◆ **Stated problem**: From the listing below, select every line where the word "title" appears.

◆ **Data shown**:
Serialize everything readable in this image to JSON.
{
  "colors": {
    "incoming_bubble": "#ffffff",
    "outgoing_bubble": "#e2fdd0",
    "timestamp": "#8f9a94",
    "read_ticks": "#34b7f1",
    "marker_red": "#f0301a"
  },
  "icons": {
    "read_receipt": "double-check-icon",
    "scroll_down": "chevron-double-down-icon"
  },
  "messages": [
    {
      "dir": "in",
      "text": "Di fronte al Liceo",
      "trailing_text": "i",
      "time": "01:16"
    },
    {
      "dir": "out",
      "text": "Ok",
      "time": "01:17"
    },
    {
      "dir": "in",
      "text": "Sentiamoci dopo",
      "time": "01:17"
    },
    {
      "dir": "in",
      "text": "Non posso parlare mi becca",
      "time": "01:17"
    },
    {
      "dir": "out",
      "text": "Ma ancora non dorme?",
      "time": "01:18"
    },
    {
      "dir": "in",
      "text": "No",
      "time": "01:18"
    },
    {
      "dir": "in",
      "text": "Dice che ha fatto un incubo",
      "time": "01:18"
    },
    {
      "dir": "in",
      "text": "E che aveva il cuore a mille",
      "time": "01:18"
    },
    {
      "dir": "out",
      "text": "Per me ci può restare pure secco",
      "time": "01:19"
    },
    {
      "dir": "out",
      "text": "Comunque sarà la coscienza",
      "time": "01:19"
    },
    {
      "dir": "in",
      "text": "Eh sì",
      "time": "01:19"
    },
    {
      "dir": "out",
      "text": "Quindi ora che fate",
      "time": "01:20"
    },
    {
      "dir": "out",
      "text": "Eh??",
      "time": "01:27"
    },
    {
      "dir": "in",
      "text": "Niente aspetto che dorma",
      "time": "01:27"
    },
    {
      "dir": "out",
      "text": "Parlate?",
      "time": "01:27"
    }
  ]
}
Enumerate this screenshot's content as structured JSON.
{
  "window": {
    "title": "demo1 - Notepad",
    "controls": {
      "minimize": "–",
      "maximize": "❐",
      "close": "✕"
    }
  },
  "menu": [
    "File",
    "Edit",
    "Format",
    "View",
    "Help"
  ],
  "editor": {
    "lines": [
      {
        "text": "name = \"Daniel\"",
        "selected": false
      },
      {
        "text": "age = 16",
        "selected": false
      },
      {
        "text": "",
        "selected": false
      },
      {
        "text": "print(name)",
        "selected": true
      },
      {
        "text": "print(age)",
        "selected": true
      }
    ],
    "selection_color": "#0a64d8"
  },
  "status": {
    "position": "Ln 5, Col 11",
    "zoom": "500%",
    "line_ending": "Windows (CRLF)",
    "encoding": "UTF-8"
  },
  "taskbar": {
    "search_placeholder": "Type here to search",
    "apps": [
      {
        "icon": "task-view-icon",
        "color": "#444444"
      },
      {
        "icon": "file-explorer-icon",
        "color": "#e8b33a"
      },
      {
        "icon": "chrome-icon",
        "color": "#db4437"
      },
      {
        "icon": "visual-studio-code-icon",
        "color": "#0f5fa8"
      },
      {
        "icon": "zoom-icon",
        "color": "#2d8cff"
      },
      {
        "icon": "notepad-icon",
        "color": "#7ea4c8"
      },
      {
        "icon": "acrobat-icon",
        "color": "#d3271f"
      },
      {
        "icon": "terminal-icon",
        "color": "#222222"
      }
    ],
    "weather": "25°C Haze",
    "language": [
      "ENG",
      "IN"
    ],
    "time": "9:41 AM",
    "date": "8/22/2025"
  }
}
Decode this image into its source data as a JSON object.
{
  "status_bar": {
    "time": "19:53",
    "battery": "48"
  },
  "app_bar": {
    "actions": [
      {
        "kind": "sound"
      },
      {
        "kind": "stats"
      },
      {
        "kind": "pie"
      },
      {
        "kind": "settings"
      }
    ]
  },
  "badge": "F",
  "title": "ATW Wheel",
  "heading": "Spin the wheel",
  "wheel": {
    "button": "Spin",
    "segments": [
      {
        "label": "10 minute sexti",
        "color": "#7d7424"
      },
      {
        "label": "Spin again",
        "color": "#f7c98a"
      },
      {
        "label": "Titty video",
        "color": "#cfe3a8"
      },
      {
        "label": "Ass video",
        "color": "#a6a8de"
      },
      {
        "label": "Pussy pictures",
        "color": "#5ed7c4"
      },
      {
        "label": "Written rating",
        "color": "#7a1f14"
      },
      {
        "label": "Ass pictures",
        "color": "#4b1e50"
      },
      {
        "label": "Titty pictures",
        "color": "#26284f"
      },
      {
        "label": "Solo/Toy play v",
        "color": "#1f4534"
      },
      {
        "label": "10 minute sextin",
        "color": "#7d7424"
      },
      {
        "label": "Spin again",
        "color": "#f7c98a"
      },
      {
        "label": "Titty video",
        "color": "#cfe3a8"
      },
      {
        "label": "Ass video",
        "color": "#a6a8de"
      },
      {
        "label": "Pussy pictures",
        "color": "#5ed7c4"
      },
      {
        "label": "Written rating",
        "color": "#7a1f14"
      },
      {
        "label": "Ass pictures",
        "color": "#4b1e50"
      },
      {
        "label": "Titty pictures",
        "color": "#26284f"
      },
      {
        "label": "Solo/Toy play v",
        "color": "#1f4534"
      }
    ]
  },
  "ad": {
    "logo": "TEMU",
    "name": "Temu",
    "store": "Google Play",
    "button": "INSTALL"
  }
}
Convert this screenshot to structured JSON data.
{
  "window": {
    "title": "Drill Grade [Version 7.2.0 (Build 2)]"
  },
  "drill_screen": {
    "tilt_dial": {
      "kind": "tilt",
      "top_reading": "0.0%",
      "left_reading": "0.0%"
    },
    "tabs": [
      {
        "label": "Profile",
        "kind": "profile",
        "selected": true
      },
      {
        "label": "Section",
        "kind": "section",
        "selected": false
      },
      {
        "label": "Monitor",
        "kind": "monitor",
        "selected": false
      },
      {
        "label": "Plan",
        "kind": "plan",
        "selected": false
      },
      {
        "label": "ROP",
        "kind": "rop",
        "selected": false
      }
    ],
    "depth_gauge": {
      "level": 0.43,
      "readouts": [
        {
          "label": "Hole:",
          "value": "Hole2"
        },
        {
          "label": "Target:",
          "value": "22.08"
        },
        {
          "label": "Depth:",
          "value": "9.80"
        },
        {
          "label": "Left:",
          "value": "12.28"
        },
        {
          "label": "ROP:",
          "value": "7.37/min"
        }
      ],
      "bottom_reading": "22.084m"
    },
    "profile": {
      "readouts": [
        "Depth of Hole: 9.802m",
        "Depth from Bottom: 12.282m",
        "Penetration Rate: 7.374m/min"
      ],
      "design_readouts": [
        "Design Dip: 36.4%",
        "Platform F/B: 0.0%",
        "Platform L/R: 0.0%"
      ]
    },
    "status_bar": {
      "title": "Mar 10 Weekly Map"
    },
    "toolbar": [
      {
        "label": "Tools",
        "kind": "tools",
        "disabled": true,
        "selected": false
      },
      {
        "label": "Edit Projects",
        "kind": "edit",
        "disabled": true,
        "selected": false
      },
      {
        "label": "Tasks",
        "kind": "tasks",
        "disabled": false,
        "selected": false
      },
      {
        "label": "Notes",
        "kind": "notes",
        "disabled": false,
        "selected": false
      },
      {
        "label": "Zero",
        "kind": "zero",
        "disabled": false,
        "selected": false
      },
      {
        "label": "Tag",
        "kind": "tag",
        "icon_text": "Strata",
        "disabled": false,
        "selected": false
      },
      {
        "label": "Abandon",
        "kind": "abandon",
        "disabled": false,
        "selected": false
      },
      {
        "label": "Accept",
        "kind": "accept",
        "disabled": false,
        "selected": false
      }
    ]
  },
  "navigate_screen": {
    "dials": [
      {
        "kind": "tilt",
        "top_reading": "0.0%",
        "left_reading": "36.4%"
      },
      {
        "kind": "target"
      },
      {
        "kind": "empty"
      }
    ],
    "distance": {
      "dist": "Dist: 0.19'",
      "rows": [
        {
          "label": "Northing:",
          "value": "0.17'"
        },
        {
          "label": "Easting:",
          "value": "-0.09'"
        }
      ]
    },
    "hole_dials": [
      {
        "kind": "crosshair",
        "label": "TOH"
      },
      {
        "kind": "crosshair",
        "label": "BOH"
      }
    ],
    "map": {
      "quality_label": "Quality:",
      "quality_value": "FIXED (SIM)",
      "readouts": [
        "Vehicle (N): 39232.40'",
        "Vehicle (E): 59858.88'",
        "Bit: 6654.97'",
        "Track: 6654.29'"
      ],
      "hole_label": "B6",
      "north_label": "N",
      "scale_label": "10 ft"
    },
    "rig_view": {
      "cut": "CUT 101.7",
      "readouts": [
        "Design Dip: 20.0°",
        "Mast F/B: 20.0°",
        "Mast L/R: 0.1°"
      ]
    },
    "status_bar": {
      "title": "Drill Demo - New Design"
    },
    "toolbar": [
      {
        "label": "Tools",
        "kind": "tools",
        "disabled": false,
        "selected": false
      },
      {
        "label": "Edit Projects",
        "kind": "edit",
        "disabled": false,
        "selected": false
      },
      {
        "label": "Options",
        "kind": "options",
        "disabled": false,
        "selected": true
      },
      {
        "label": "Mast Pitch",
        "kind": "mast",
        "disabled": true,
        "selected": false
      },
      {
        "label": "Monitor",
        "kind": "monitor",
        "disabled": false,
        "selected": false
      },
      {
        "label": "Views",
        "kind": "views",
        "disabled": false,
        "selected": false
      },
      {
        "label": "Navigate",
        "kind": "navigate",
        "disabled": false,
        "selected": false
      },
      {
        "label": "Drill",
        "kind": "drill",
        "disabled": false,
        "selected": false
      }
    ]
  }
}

◆ **Task solution**:
    "title": "demo1 - Notepad",
  "title": "ATW Wheel",
    "title": "Drill Grade [Version 7.2.0 (Build 2)]"
      "title": "Mar 10 Weekly Map"
      "title": "Drill Demo - New Design"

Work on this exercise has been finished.